> [What you have to do]:
Look through the material below for "title". Copy every line that contains it.

> [Dataset content]:
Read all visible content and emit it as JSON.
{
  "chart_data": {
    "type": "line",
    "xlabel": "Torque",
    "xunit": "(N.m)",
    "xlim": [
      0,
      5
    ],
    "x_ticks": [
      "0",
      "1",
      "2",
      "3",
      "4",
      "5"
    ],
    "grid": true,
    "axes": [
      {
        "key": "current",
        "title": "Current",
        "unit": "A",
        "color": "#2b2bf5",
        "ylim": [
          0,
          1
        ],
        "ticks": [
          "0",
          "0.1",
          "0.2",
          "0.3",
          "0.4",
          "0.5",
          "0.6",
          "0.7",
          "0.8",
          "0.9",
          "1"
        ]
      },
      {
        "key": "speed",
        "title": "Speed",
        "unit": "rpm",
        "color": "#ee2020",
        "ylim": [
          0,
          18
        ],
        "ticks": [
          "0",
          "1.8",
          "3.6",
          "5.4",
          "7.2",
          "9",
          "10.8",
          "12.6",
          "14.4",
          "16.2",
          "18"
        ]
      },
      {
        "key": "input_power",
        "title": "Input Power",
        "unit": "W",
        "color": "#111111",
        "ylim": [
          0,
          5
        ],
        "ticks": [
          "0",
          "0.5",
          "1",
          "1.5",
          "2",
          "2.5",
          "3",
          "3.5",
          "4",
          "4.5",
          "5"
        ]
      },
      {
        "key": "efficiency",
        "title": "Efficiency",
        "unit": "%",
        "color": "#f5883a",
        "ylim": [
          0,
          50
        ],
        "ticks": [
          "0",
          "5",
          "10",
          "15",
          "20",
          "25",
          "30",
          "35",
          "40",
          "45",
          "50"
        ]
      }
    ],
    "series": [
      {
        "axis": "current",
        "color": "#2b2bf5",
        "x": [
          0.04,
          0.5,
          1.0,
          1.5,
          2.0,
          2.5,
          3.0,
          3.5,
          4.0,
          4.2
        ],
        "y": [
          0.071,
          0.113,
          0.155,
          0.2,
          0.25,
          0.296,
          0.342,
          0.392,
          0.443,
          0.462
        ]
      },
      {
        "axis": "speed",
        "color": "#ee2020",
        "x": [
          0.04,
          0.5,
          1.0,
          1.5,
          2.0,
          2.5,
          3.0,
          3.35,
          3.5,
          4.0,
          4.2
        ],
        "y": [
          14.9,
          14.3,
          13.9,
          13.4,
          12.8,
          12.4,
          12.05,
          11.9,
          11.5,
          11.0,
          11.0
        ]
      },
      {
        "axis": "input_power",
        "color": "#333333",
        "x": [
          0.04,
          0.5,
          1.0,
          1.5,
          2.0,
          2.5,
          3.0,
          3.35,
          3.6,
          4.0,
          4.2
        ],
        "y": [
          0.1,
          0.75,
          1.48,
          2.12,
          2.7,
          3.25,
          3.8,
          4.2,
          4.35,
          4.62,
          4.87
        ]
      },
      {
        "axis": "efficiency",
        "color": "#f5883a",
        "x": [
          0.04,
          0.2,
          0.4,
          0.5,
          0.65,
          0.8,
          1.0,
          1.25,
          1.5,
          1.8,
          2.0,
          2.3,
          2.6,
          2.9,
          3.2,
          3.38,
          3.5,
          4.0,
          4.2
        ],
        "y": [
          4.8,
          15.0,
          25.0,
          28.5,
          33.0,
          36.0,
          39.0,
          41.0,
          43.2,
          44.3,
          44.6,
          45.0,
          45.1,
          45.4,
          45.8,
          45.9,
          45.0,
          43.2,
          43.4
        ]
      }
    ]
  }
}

> [Right answer]:
        "title": "Current",
        "title": "Speed",
        "title": "Input Power",
        "title": "Efficiency",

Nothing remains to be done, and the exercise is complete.